Task - Go through the material and write it all out exactly, minus the pictures.
------ Dataset content ------
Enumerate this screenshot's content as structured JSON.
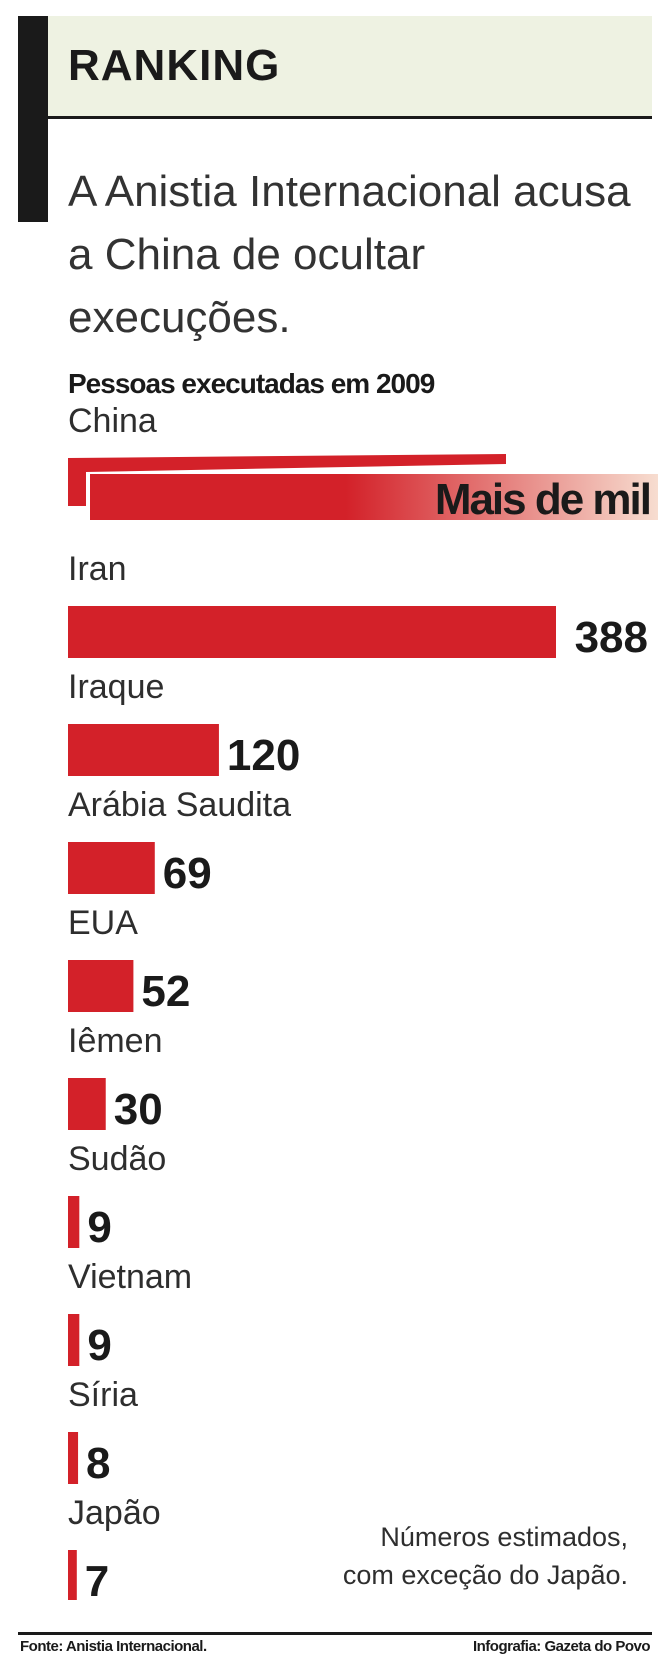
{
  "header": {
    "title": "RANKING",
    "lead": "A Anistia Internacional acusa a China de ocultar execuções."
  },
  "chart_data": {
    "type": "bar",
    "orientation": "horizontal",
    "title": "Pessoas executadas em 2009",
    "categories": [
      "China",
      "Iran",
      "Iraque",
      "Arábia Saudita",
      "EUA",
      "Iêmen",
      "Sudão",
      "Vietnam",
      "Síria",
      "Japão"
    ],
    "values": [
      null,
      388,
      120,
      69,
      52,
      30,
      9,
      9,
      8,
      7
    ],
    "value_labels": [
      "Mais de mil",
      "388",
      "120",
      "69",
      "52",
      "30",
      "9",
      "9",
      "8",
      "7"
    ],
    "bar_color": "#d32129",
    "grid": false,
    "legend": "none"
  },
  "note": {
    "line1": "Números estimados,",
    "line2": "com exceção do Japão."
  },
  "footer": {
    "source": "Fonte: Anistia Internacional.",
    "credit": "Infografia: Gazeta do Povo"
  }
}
------
Finished answer -
Enumerate this screenshot's content as structured JSON.
{
  "header": {
    "title": "RANKING",
    "lead": "A Anistia Internacional acusa a China de ocultar execuções."
  },
  "chart_data": {
    "type": "bar",
    "orientation": "horizontal",
    "title": "Pessoas executadas em 2009",
    "categories": [
      "China",
      "Iran",
      "Iraque",
      "Arábia Saudita",
      "EUA",
      "Iêmen",
      "Sudão",
      "Vietnam",
      "Síria",
      "Japão"
    ],
    "values": [
      null,
      388,
      120,
      69,
      52,
      30,
      9,
      9,
      8,
      7
    ],
    "value_labels": [
      "Mais de mil",
      "388",
      "120",
      "69",
      "52",
      "30",
      "9",
      "9",
      "8",
      "7"
    ],
    "bar_color": "#d32129",
    "grid": false,
    "legend": "none"
  },
  "note": {
    "line1": "Números estimados,",
    "line2": "com exceção do Japão."
  },
  "footer": {
    "source": "Fonte: Anistia Internacional.",
    "credit": "Infografia: Gazeta do Povo"
  }
}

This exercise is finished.